Entries with figure data:
--- start ---

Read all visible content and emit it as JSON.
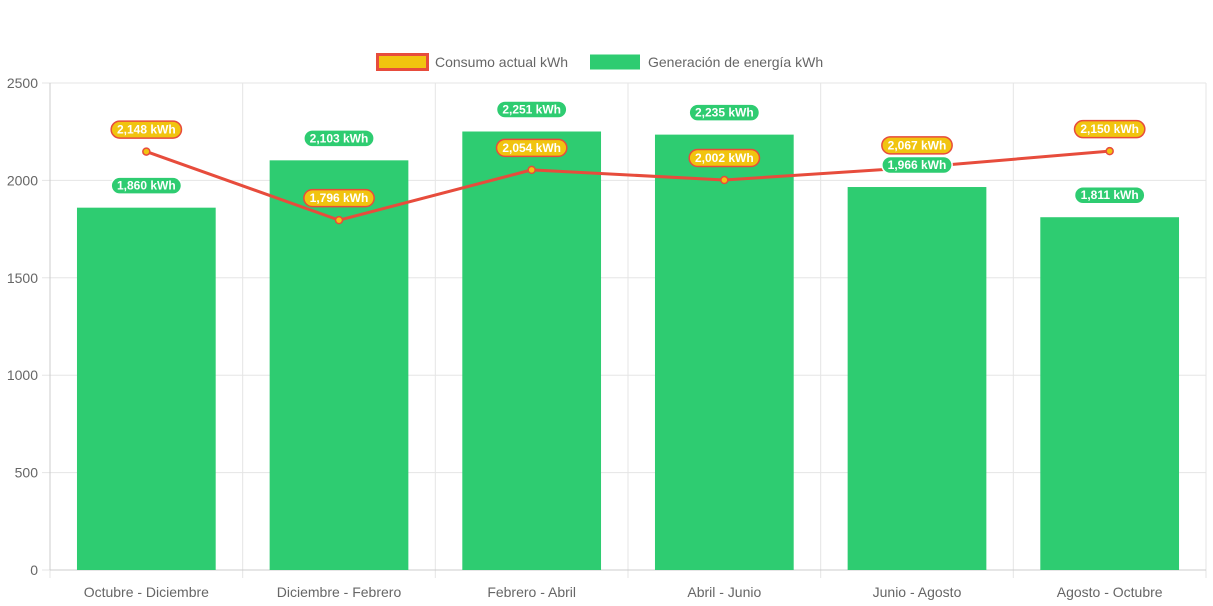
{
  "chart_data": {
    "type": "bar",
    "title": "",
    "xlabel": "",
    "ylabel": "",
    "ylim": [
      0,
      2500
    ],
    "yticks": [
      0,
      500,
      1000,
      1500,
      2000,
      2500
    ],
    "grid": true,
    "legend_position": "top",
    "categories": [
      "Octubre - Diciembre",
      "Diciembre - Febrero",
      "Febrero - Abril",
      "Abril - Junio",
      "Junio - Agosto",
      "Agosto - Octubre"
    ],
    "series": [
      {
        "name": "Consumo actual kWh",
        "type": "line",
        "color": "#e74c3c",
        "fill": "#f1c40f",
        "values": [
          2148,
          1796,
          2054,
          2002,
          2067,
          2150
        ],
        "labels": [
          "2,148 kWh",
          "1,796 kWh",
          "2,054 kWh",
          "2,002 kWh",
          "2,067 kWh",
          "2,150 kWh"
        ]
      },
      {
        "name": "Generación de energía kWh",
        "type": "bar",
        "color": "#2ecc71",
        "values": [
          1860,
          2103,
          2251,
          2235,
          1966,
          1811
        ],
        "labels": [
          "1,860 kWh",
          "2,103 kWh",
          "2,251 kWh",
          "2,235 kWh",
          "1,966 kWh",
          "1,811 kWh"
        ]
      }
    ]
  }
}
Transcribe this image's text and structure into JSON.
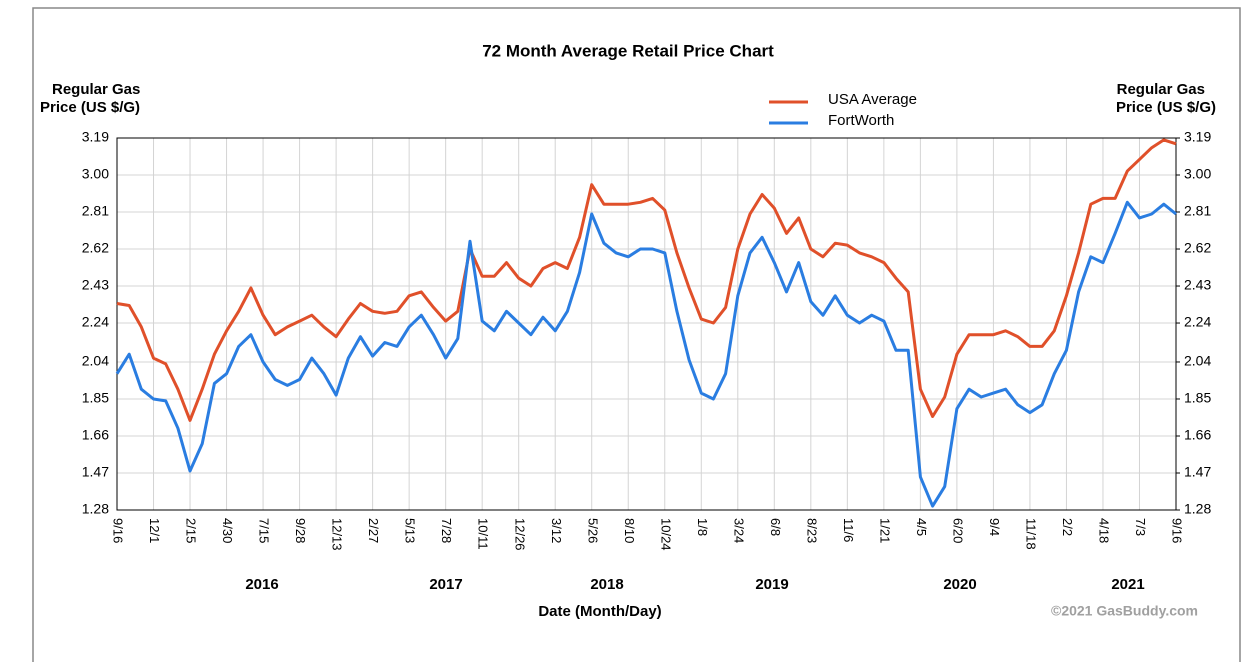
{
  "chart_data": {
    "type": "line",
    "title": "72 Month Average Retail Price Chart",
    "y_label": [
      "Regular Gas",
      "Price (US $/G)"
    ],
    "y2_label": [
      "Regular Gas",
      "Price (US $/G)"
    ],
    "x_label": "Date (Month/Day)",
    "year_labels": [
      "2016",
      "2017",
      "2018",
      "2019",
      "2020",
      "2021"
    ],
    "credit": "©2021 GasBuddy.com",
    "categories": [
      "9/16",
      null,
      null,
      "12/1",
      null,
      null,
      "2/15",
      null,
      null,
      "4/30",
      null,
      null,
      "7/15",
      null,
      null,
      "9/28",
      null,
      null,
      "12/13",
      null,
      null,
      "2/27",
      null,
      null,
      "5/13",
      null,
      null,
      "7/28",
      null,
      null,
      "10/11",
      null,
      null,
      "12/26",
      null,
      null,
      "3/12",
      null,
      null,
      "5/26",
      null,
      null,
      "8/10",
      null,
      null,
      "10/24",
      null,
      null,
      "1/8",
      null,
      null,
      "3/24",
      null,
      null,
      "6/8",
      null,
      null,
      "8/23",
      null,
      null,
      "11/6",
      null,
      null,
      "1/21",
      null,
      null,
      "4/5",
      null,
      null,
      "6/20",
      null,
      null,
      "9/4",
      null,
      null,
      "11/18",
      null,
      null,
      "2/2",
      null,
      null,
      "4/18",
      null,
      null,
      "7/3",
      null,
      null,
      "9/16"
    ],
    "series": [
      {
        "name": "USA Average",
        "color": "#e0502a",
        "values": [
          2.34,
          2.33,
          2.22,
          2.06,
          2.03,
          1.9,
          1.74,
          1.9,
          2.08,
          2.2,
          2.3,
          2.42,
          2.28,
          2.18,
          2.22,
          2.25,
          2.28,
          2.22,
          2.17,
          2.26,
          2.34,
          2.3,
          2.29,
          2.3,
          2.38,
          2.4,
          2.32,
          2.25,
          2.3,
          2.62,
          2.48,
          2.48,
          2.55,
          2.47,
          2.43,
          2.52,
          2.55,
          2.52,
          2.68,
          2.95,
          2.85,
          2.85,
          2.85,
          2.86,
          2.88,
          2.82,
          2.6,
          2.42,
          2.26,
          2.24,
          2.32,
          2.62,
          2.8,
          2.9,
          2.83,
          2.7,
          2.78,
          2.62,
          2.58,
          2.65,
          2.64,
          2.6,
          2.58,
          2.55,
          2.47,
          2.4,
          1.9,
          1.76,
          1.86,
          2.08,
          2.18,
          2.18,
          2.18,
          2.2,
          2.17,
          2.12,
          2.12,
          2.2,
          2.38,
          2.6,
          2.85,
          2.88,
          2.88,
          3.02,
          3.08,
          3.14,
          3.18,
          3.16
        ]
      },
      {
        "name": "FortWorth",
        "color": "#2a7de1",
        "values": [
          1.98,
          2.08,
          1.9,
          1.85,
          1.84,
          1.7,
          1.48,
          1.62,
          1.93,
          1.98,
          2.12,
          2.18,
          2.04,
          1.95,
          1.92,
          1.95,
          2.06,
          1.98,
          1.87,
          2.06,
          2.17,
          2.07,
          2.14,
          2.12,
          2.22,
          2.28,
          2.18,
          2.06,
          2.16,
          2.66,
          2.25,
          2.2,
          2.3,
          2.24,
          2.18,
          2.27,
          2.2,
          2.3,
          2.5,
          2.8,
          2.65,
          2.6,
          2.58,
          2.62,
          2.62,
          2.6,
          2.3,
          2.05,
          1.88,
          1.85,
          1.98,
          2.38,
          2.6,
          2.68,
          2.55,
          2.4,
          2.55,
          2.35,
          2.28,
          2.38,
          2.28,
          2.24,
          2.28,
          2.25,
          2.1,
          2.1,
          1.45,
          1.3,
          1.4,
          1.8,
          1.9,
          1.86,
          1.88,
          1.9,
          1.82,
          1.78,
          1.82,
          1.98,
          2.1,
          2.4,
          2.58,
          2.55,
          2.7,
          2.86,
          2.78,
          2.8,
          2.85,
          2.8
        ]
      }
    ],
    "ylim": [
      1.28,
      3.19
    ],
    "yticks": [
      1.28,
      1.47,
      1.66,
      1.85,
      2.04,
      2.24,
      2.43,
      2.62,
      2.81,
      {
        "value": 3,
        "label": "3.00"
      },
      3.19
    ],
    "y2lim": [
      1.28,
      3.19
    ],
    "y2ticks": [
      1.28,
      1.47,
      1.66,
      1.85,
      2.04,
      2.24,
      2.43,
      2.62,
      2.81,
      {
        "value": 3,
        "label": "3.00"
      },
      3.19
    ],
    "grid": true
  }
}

--- end ---
--- start ---

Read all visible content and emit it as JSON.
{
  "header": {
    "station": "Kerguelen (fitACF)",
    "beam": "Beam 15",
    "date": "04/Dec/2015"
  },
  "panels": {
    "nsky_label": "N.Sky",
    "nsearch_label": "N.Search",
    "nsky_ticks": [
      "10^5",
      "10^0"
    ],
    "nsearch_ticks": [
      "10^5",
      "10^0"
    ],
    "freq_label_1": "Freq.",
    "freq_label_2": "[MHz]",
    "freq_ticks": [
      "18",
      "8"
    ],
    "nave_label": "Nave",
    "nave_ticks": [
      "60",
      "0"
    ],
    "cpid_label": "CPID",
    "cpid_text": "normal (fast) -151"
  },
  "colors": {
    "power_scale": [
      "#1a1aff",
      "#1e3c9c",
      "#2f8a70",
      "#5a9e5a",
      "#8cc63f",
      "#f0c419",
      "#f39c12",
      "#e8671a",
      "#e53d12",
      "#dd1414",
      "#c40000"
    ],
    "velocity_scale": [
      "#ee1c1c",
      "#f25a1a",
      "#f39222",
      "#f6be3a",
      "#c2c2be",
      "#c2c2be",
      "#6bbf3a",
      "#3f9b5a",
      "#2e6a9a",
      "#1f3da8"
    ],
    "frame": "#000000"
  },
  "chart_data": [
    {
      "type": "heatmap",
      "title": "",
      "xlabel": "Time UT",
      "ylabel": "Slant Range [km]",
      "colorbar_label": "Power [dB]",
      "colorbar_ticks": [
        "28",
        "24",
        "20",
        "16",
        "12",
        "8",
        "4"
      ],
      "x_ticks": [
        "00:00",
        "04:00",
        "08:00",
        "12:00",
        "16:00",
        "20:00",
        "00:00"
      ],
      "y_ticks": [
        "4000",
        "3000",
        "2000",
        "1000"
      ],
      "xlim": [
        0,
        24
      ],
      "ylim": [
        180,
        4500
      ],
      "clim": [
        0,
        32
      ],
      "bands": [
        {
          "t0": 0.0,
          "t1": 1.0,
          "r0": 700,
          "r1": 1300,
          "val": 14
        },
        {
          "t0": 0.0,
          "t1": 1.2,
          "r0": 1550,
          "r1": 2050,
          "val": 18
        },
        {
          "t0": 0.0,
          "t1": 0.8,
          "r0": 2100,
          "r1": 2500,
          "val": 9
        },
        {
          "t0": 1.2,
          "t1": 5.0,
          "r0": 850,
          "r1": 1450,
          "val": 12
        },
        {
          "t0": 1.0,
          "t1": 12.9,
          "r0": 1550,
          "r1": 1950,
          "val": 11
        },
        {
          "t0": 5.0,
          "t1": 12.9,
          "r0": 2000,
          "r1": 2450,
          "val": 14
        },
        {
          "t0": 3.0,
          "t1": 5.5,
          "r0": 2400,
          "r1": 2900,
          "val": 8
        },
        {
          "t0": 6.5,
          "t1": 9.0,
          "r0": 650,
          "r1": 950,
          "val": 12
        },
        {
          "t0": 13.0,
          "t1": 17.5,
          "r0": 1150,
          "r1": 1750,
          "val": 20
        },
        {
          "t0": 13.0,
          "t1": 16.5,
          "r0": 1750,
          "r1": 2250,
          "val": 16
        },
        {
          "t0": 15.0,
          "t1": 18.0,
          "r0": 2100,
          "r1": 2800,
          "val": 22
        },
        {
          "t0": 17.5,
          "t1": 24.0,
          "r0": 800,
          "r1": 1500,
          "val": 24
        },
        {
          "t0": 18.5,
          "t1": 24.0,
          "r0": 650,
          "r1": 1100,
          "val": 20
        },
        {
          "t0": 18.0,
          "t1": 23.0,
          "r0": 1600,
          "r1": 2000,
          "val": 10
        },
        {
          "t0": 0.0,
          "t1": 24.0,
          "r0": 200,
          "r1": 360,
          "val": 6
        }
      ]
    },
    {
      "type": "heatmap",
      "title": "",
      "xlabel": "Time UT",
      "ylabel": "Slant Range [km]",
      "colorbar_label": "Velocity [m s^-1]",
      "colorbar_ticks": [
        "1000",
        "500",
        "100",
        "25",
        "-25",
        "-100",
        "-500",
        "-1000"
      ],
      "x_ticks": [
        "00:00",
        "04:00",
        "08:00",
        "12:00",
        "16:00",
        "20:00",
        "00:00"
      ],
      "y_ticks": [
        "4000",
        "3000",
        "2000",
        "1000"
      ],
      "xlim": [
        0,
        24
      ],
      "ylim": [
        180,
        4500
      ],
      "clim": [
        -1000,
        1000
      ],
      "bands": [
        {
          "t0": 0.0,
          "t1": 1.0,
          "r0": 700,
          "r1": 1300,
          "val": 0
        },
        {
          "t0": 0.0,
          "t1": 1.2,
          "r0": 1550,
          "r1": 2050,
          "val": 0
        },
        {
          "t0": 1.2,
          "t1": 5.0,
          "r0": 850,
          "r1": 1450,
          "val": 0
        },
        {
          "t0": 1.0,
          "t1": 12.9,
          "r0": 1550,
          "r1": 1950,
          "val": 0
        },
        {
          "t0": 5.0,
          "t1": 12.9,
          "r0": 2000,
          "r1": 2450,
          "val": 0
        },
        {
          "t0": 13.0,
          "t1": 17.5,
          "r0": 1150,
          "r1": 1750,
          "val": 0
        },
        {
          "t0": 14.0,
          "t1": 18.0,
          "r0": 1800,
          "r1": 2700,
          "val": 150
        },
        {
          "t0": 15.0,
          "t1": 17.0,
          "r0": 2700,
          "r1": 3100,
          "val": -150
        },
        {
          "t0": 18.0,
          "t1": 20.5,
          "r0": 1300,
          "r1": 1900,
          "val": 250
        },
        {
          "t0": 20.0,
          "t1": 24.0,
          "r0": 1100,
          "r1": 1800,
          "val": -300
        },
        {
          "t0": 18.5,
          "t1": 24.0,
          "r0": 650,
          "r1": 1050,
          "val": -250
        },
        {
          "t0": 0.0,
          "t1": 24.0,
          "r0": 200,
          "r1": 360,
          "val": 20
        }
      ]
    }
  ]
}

--- end ---

• _TASK TO COMPLETE_:
Search the entries for the word "title" and pick out every line that holds it.

• _FULL OUTPUT_:
    "title": "",
    "title": "72 Month Average Retail Price Chart",
      "title": "",
      "title": "",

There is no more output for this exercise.